TASK BRIEF ::
Each line below should be reproduced without any alteration.
** BEGIN MATERIAL FOR THIS EXERCISE **
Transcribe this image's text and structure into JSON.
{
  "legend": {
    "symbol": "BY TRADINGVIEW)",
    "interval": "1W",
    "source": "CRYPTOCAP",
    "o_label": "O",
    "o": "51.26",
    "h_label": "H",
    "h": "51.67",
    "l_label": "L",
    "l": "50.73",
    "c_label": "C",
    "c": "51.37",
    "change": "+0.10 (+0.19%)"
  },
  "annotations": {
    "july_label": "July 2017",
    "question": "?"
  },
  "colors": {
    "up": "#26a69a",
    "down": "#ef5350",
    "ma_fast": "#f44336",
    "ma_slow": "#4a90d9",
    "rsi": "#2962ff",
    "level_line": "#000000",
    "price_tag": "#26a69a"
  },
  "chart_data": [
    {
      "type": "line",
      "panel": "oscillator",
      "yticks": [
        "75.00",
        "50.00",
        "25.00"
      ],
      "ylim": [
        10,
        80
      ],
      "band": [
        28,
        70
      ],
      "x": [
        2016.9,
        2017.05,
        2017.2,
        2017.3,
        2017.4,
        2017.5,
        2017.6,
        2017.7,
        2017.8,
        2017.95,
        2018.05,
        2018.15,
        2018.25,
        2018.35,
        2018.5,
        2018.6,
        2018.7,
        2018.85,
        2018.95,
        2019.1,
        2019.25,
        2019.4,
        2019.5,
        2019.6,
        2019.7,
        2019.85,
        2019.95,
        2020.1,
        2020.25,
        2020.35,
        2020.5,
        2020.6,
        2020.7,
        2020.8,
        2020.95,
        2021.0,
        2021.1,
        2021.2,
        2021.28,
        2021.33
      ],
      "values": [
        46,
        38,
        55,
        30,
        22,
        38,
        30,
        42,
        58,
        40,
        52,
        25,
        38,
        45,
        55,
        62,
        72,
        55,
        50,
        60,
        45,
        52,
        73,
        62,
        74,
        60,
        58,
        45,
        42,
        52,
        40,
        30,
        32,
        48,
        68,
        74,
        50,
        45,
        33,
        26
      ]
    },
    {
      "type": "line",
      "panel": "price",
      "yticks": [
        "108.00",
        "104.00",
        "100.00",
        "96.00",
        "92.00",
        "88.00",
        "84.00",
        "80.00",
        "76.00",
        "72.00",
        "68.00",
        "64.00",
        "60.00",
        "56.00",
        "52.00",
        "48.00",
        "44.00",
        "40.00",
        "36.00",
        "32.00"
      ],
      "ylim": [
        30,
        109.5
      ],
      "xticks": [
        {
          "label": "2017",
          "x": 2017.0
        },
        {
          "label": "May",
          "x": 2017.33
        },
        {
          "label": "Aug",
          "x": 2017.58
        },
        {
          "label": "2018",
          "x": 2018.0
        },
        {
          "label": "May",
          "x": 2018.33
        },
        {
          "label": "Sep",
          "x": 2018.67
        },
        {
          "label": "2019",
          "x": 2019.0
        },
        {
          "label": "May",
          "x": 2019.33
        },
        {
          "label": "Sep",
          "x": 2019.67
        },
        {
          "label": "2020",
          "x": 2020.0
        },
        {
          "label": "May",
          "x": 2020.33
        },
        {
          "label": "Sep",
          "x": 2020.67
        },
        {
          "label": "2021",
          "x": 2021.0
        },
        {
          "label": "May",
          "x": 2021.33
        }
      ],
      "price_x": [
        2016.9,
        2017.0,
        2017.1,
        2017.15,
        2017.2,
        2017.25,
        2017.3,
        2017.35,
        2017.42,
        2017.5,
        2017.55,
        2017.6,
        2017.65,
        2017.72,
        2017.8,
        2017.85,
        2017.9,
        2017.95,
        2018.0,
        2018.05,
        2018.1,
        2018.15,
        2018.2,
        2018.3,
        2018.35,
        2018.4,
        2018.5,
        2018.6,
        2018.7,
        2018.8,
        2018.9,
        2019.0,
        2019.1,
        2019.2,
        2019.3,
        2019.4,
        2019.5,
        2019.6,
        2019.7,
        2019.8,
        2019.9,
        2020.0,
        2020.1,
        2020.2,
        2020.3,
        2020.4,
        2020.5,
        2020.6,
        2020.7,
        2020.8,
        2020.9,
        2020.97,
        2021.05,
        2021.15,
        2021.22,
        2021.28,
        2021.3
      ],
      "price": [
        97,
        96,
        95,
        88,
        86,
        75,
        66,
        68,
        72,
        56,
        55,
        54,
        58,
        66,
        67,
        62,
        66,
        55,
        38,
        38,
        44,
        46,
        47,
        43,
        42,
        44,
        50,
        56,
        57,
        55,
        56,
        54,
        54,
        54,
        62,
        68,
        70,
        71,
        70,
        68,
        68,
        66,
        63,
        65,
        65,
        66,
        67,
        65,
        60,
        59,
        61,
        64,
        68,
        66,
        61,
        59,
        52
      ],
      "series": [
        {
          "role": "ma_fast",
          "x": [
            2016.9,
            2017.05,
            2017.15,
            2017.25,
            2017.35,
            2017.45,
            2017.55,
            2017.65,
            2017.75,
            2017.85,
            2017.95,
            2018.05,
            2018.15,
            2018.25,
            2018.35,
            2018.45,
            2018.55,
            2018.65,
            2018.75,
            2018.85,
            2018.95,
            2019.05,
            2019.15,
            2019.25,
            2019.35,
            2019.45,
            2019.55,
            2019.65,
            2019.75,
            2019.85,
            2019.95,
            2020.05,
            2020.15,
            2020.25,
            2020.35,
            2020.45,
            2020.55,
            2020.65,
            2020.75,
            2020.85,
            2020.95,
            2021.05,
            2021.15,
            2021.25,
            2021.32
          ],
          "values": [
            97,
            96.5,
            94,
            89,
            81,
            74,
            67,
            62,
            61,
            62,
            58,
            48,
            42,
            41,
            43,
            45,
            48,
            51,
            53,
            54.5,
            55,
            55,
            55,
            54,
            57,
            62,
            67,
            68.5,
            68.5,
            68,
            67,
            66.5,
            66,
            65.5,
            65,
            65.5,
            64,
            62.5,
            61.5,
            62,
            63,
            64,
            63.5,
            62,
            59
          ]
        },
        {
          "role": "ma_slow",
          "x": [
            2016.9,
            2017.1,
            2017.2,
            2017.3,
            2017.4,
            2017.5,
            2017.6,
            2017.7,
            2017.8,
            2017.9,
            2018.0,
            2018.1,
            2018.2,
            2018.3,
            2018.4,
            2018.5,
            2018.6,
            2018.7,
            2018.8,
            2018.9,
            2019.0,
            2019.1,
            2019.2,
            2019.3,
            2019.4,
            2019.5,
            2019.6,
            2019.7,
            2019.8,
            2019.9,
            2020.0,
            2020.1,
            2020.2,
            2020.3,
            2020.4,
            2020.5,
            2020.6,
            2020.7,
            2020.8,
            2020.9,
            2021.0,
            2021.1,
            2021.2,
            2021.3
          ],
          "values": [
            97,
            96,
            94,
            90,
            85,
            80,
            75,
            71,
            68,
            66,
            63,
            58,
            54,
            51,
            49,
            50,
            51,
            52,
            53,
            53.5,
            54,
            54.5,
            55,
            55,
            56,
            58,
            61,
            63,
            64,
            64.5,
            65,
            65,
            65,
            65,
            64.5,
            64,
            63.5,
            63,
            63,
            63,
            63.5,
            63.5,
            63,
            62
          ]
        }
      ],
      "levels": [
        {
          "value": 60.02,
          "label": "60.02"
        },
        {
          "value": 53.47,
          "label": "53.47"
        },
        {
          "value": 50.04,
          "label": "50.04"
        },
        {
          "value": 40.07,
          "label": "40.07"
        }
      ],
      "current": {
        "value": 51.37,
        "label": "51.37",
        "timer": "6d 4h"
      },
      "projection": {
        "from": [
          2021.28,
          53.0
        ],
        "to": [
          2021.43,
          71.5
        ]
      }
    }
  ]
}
** END MATERIAL FOR THIS EXERCISE **
RESPONSE FOR THIS EXERCISE ::
Transcribe this image's text and structure into JSON.
{
  "legend": {
    "symbol": "BY TRADINGVIEW)",
    "interval": "1W",
    "source": "CRYPTOCAP",
    "o_label": "O",
    "o": "51.26",
    "h_label": "H",
    "h": "51.67",
    "l_label": "L",
    "l": "50.73",
    "c_label": "C",
    "c": "51.37",
    "change": "+0.10 (+0.19%)"
  },
  "annotations": {
    "july_label": "July 2017",
    "question": "?"
  },
  "colors": {
    "up": "#26a69a",
    "down": "#ef5350",
    "ma_fast": "#f44336",
    "ma_slow": "#4a90d9",
    "rsi": "#2962ff",
    "level_line": "#000000",
    "price_tag": "#26a69a"
  },
  "chart_data": [
    {
      "type": "line",
      "panel": "oscillator",
      "yticks": [
        "75.00",
        "50.00",
        "25.00"
      ],
      "ylim": [
        10,
        80
      ],
      "band": [
        28,
        70
      ],
      "x": [
        2016.9,
        2017.05,
        2017.2,
        2017.3,
        2017.4,
        2017.5,
        2017.6,
        2017.7,
        2017.8,
        2017.95,
        2018.05,
        2018.15,
        2018.25,
        2018.35,
        2018.5,
        2018.6,
        2018.7,
        2018.85,
        2018.95,
        2019.1,
        2019.25,
        2019.4,
        2019.5,
        2019.6,
        2019.7,
        2019.85,
        2019.95,
        2020.1,
        2020.25,
        2020.35,
        2020.5,
        2020.6,
        2020.7,
        2020.8,
        2020.95,
        2021.0,
        2021.1,
        2021.2,
        2021.28,
        2021.33
      ],
      "values": [
        46,
        38,
        55,
        30,
        22,
        38,
        30,
        42,
        58,
        40,
        52,
        25,
        38,
        45,
        55,
        62,
        72,
        55,
        50,
        60,
        45,
        52,
        73,
        62,
        74,
        60,
        58,
        45,
        42,
        52,
        40,
        30,
        32,
        48,
        68,
        74,
        50,
        45,
        33,
        26
      ]
    },
    {
      "type": "line",
      "panel": "price",
      "yticks": [
        "108.00",
        "104.00",
        "100.00",
        "96.00",
        "92.00",
        "88.00",
        "84.00",
        "80.00",
        "76.00",
        "72.00",
        "68.00",
        "64.00",
        "60.00",
        "56.00",
        "52.00",
        "48.00",
        "44.00",
        "40.00",
        "36.00",
        "32.00"
      ],
      "ylim": [
        30,
        109.5
      ],
      "xticks": [
        {
          "label": "2017",
          "x": 2017.0
        },
        {
          "label": "May",
          "x": 2017.33
        },
        {
          "label": "Aug",
          "x": 2017.58
        },
        {
          "label": "2018",
          "x": 2018.0
        },
        {
          "label": "May",
          "x": 2018.33
        },
        {
          "label": "Sep",
          "x": 2018.67
        },
        {
          "label": "2019",
          "x": 2019.0
        },
        {
          "label": "May",
          "x": 2019.33
        },
        {
          "label": "Sep",
          "x": 2019.67
        },
        {
          "label": "2020",
          "x": 2020.0
        },
        {
          "label": "May",
          "x": 2020.33
        },
        {
          "label": "Sep",
          "x": 2020.67
        },
        {
          "label": "2021",
          "x": 2021.0
        },
        {
          "label": "May",
          "x": 2021.33
        }
      ],
      "price_x": [
        2016.9,
        2017.0,
        2017.1,
        2017.15,
        2017.2,
        2017.25,
        2017.3,
        2017.35,
        2017.42,
        2017.5,
        2017.55,
        2017.6,
        2017.65,
        2017.72,
        2017.8,
        2017.85,
        2017.9,
        2017.95,
        2018.0,
        2018.05,
        2018.1,
        2018.15,
        2018.2,
        2018.3,
        2018.35,
        2018.4,
        2018.5,
        2018.6,
        2018.7,
        2018.8,
        2018.9,
        2019.0,
        2019.1,
        2019.2,
        2019.3,
        2019.4,
        2019.5,
        2019.6,
        2019.7,
        2019.8,
        2019.9,
        2020.0,
        2020.1,
        2020.2,
        2020.3,
        2020.4,
        2020.5,
        2020.6,
        2020.7,
        2020.8,
        2020.9,
        2020.97,
        2021.05,
        2021.15,
        2021.22,
        2021.28,
        2021.3
      ],
      "price": [
        97,
        96,
        95,
        88,
        86,
        75,
        66,
        68,
        72,
        56,
        55,
        54,
        58,
        66,
        67,
        62,
        66,
        55,
        38,
        38,
        44,
        46,
        47,
        43,
        42,
        44,
        50,
        56,
        57,
        55,
        56,
        54,
        54,
        54,
        62,
        68,
        70,
        71,
        70,
        68,
        68,
        66,
        63,
        65,
        65,
        66,
        67,
        65,
        60,
        59,
        61,
        64,
        68,
        66,
        61,
        59,
        52
      ],
      "series": [
        {
          "role": "ma_fast",
          "x": [
            2016.9,
            2017.05,
            2017.15,
            2017.25,
            2017.35,
            2017.45,
            2017.55,
            2017.65,
            2017.75,
            2017.85,
            2017.95,
            2018.05,
            2018.15,
            2018.25,
            2018.35,
            2018.45,
            2018.55,
            2018.65,
            2018.75,
            2018.85,
            2018.95,
            2019.05,
            2019.15,
            2019.25,
            2019.35,
            2019.45,
            2019.55,
            2019.65,
            2019.75,
            2019.85,
            2019.95,
            2020.05,
            2020.15,
            2020.25,
            2020.35,
            2020.45,
            2020.55,
            2020.65,
            2020.75,
            2020.85,
            2020.95,
            2021.05,
            2021.15,
            2021.25,
            2021.32
          ],
          "values": [
            97,
            96.5,
            94,
            89,
            81,
            74,
            67,
            62,
            61,
            62,
            58,
            48,
            42,
            41,
            43,
            45,
            48,
            51,
            53,
            54.5,
            55,
            55,
            55,
            54,
            57,
            62,
            67,
            68.5,
            68.5,
            68,
            67,
            66.5,
            66,
            65.5,
            65,
            65.5,
            64,
            62.5,
            61.5,
            62,
            63,
            64,
            63.5,
            62,
            59
          ]
        },
        {
          "role": "ma_slow",
          "x": [
            2016.9,
            2017.1,
            2017.2,
            2017.3,
            2017.4,
            2017.5,
            2017.6,
            2017.7,
            2017.8,
            2017.9,
            2018.0,
            2018.1,
            2018.2,
            2018.3,
            2018.4,
            2018.5,
            2018.6,
            2018.7,
            2018.8,
            2018.9,
            2019.0,
            2019.1,
            2019.2,
            2019.3,
            2019.4,
            2019.5,
            2019.6,
            2019.7,
            2019.8,
            2019.9,
            2020.0,
            2020.1,
            2020.2,
            2020.3,
            2020.4,
            2020.5,
            2020.6,
            2020.7,
            2020.8,
            2020.9,
            2021.0,
            2021.1,
            2021.2,
            2021.3
          ],
          "values": [
            97,
            96,
            94,
            90,
            85,
            80,
            75,
            71,
            68,
            66,
            63,
            58,
            54,
            51,
            49,
            50,
            51,
            52,
            53,
            53.5,
            54,
            54.5,
            55,
            55,
            56,
            58,
            61,
            63,
            64,
            64.5,
            65,
            65,
            65,
            65,
            64.5,
            64,
            63.5,
            63,
            63,
            63,
            63.5,
            63.5,
            63,
            62
          ]
        }
      ],
      "levels": [
        {
          "value": 60.02,
          "label": "60.02"
        },
        {
          "value": 53.47,
          "label": "53.47"
        },
        {
          "value": 50.04,
          "label": "50.04"
        },
        {
          "value": 40.07,
          "label": "40.07"
        }
      ],
      "current": {
        "value": 51.37,
        "label": "51.37",
        "timer": "6d 4h"
      },
      "projection": {
        "from": [
          2021.28,
          53.0
        ],
        "to": [
          2021.43,
          71.5
        ]
      }
    }
  ]
}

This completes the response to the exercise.